Scan the listing below for lines with the word "wird". Report how many there are, as a number alone.

=== Section Start ===

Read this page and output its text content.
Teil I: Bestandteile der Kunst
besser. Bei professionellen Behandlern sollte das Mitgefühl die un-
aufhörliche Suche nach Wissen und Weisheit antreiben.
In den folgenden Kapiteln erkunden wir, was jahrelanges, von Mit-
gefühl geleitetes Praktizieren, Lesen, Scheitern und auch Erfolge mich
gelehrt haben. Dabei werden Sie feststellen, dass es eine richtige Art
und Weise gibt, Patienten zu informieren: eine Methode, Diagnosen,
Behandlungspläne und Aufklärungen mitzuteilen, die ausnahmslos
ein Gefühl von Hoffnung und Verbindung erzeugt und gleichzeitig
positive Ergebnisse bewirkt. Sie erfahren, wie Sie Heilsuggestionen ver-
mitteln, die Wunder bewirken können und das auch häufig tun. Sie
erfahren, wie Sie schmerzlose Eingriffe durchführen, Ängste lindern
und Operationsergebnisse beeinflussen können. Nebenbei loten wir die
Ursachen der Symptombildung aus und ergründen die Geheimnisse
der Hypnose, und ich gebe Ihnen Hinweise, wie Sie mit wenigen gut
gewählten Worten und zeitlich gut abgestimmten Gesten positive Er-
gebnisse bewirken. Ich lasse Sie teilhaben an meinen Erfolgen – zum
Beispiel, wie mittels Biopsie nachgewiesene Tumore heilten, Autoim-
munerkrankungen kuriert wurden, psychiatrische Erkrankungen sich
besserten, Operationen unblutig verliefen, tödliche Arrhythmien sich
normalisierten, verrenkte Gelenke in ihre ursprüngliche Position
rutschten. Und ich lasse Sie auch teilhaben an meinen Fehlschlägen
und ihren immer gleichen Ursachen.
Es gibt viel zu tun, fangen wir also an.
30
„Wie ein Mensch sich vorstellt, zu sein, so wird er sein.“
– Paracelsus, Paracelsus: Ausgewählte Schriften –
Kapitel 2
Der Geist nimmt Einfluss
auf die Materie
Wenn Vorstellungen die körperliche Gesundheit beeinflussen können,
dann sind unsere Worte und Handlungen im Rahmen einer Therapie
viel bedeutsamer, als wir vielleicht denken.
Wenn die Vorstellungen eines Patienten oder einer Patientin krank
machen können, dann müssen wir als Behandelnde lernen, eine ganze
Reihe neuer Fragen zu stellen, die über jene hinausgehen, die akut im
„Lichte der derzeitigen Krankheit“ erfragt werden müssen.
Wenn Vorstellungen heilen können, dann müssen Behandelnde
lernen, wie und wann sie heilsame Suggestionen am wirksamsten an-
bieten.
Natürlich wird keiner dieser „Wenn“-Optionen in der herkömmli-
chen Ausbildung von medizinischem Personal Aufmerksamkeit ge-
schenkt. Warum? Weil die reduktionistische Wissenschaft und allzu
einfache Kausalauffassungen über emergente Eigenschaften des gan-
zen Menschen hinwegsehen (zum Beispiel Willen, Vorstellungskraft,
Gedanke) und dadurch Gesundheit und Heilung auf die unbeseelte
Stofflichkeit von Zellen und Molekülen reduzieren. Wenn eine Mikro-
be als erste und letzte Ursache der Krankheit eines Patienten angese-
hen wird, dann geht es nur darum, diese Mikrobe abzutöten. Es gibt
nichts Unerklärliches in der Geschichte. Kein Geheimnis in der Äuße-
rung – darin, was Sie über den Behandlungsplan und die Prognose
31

=== Section End ===

Written answer
3